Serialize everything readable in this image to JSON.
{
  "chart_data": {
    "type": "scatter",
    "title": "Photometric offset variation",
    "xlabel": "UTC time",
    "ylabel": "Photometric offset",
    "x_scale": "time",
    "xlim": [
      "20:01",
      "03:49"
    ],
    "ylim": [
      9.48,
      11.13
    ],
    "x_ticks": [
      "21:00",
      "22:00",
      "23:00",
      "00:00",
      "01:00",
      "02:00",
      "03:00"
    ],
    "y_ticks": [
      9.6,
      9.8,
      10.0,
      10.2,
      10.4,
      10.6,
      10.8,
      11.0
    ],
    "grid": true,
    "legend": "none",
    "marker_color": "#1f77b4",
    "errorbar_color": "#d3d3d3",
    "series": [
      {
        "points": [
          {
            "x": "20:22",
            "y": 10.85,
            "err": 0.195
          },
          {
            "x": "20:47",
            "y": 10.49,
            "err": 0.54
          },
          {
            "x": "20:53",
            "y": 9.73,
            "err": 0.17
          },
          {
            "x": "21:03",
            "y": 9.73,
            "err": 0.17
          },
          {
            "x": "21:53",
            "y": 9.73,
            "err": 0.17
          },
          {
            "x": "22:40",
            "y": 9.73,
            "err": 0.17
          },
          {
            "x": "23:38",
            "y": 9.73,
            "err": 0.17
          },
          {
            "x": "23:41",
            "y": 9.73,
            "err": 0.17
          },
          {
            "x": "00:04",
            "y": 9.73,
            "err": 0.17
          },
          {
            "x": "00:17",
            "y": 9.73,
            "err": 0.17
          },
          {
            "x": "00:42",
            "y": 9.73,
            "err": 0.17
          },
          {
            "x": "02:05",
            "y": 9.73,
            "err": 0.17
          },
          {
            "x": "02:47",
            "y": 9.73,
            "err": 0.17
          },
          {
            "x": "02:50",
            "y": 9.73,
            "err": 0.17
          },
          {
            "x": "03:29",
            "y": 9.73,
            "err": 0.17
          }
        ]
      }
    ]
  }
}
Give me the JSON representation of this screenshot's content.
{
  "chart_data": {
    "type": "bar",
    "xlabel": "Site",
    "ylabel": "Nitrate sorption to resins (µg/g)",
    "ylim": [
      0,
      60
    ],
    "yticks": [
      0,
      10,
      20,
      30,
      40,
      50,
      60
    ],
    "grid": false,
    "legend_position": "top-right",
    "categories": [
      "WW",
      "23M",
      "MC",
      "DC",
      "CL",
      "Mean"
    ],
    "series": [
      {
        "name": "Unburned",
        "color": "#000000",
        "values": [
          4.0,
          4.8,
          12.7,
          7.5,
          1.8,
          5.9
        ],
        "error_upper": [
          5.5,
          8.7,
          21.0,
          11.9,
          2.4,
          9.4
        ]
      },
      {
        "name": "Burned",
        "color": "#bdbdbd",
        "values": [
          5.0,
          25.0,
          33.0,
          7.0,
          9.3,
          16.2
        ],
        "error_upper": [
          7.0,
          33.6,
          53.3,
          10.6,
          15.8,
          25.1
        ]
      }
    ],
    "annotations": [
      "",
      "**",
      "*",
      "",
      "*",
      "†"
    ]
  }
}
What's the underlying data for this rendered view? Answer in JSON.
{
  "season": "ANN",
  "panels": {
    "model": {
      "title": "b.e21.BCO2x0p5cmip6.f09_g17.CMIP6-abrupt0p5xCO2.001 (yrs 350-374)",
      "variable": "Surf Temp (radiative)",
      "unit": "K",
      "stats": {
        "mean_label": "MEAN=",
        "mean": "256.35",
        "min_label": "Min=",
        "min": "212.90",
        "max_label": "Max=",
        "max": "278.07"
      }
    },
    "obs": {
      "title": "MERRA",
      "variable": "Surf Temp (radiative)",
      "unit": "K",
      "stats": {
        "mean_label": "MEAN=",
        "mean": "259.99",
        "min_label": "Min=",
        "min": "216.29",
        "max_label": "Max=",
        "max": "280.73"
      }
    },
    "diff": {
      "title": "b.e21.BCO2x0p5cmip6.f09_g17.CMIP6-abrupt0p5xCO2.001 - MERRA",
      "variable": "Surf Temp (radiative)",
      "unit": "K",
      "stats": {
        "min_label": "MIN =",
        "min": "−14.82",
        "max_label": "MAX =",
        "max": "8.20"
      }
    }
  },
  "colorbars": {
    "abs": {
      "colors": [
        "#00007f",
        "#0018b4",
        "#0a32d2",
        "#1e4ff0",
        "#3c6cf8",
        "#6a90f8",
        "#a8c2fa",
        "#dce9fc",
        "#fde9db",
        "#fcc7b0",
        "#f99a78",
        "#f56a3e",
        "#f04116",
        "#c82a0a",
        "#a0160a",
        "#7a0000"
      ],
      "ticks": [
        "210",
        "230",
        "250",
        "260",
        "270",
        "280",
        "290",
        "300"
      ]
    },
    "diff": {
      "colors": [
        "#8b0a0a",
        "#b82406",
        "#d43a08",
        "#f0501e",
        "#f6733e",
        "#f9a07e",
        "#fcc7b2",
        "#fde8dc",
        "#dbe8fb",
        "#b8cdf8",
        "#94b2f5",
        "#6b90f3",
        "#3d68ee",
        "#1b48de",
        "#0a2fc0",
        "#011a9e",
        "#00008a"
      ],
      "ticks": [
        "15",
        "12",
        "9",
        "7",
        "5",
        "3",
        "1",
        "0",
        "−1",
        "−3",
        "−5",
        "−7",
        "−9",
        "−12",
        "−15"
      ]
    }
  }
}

→ **WHAT TO WORK ON**
Please repeat the listing exactly, with nothing left out.

→ **COMPLETED EXERCISE**
Serialize everything readable in this image to JSON.
{
  "chart_data": {
    "type": "scatter",
    "title": "Photometric offset variation",
    "xlabel": "UTC time",
    "ylabel": "Photometric offset",
    "x_scale": "time",
    "xlim": [
      "20:01",
      "03:49"
    ],
    "ylim": [
      9.48,
      11.13
    ],
    "x_ticks": [
      "21:00",
      "22:00",
      "23:00",
      "00:00",
      "01:00",
      "02:00",
      "03:00"
    ],
    "y_ticks": [
      9.6,
      9.8,
      10.0,
      10.2,
      10.4,
      10.6,
      10.8,
      11.0
    ],
    "grid": true,
    "legend": "none",
    "marker_color": "#1f77b4",
    "errorbar_color": "#d3d3d3",
    "series": [
      {
        "points": [
          {
            "x": "20:22",
            "y": 10.85,
            "err": 0.195
          },
          {
            "x": "20:47",
            "y": 10.49,
            "err": 0.54
          },
          {
            "x": "20:53",
            "y": 9.73,
            "err": 0.17
          },
          {
            "x": "21:03",
            "y": 9.73,
            "err": 0.17
          },
          {
            "x": "21:53",
            "y": 9.73,
            "err": 0.17
          },
          {
            "x": "22:40",
            "y": 9.73,
            "err": 0.17
          },
          {
            "x": "23:38",
            "y": 9.73,
            "err": 0.17
          },
          {
            "x": "23:41",
            "y": 9.73,
            "err": 0.17
          },
          {
            "x": "00:04",
            "y": 9.73,
            "err": 0.17
          },
          {
            "x": "00:17",
            "y": 9.73,
            "err": 0.17
          },
          {
            "x": "00:42",
            "y": 9.73,
            "err": 0.17
          },
          {
            "x": "02:05",
            "y": 9.73,
            "err": 0.17
          },
          {
            "x": "02:47",
            "y": 9.73,
            "err": 0.17
          },
          {
            "x": "02:50",
            "y": 9.73,
            "err": 0.17
          },
          {
            "x": "03:29",
            "y": 9.73,
            "err": 0.17
          }
        ]
      }
    ]
  }
}
Give me the JSON representation of this screenshot's content.
{
  "chart_data": {
    "type": "bar",
    "xlabel": "Site",
    "ylabel": "Nitrate sorption to resins (µg/g)",
    "ylim": [
      0,
      60
    ],
    "yticks": [
      0,
      10,
      20,
      30,
      40,
      50,
      60
    ],
    "grid": false,
    "legend_position": "top-right",
    "categories": [
      "WW",
      "23M",
      "MC",
      "DC",
      "CL",
      "Mean"
    ],
    "series": [
      {
        "name": "Unburned",
        "color": "#000000",
        "values": [
          4.0,
          4.8,
          12.7,
          7.5,
          1.8,
          5.9
        ],
        "error_upper": [
          5.5,
          8.7,
          21.0,
          11.9,
          2.4,
          9.4
        ]
      },
      {
        "name": "Burned",
        "color": "#bdbdbd",
        "values": [
          5.0,
          25.0,
          33.0,
          7.0,
          9.3,
          16.2
        ],
        "error_upper": [
          7.0,
          33.6,
          53.3,
          10.6,
          15.8,
          25.1
        ]
      }
    ],
    "annotations": [
      "",
      "**",
      "*",
      "",
      "*",
      "†"
    ]
  }
}
What's the underlying data for this rendered view? Answer in JSON.
{
  "season": "ANN",
  "panels": {
    "model": {
      "title": "b.e21.BCO2x0p5cmip6.f09_g17.CMIP6-abrupt0p5xCO2.001 (yrs 350-374)",
      "variable": "Surf Temp (radiative)",
      "unit": "K",
      "stats": {
        "mean_label": "MEAN=",
        "mean": "256.35",
        "min_label": "Min=",
        "min": "212.90",
        "max_label": "Max=",
        "max": "278.07"
      }
    },
    "obs": {
      "title": "MERRA",
      "variable": "Surf Temp (radiative)",
      "unit": "K",
      "stats": {
        "mean_label": "MEAN=",
        "mean": "259.99",
        "min_label": "Min=",
        "min": "216.29",
        "max_label": "Max=",
        "max": "280.73"
      }
    },
    "diff": {
      "title": "b.e21.BCO2x0p5cmip6.f09_g17.CMIP6-abrupt0p5xCO2.001 - MERRA",
      "variable": "Surf Temp (radiative)",
      "unit": "K",
      "stats": {
        "min_label": "MIN =",
        "min": "−14.82",
        "max_label": "MAX =",
        "max": "8.20"
      }
    }
  },
  "colorbars": {
    "abs": {
      "colors": [
        "#00007f",
        "#0018b4",
        "#0a32d2",
        "#1e4ff0",
        "#3c6cf8",
        "#6a90f8",
        "#a8c2fa",
        "#dce9fc",
        "#fde9db",
        "#fcc7b0",
        "#f99a78",
        "#f56a3e",
        "#f04116",
        "#c82a0a",
        "#a0160a",
        "#7a0000"
      ],
      "ticks": [
        "210",
        "230",
        "250",
        "260",
        "270",
        "280",
        "290",
        "300"
      ]
    },
    "diff": {
      "colors": [
        "#8b0a0a",
        "#b82406",
        "#d43a08",
        "#f0501e",
        "#f6733e",
        "#f9a07e",
        "#fcc7b2",
        "#fde8dc",
        "#dbe8fb",
        "#b8cdf8",
        "#94b2f5",
        "#6b90f3",
        "#3d68ee",
        "#1b48de",
        "#0a2fc0",
        "#011a9e",
        "#00008a"
      ],
      "ticks": [
        "15",
        "12",
        "9",
        "7",
        "5",
        "3",
        "1",
        "0",
        "−1",
        "−3",
        "−5",
        "−7",
        "−9",
        "−12",
        "−15"
      ]
    }
  }
}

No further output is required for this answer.